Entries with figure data
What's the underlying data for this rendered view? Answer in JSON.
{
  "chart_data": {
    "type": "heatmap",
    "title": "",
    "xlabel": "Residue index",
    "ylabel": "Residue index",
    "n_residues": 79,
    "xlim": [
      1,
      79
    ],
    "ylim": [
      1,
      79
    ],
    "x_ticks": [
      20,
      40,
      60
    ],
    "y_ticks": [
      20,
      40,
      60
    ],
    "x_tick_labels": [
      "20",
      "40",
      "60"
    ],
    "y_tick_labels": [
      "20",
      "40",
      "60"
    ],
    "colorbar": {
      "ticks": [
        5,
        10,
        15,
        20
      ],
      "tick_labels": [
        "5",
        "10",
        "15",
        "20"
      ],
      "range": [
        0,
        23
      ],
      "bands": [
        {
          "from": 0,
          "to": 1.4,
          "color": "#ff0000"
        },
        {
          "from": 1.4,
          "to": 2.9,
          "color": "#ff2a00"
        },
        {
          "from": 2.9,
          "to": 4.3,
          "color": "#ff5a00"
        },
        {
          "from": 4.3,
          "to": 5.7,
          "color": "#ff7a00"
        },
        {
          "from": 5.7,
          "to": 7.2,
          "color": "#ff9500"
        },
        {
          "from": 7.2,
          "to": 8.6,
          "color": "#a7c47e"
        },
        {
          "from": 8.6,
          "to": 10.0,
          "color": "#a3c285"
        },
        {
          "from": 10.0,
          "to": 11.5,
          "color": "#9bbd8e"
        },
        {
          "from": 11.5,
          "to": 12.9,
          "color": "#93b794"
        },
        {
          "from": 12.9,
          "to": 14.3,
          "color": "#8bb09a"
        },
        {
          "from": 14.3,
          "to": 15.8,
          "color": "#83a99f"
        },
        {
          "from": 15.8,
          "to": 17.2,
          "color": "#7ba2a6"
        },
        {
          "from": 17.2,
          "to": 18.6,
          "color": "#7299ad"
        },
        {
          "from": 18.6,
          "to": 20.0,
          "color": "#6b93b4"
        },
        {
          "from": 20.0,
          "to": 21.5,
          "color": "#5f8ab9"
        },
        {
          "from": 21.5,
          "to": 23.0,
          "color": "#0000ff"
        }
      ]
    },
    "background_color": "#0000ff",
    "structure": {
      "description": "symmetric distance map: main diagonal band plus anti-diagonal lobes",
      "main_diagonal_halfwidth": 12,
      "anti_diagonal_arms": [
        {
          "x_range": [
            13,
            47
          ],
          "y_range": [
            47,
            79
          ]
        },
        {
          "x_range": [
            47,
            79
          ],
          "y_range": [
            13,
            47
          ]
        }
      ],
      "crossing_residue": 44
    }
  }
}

(TASK REQUIREMENTS) List every line above containing the word "index".

(CORRECT ANSWER)
    "xlabel": "Residue index",
    "ylabel": "Residue index",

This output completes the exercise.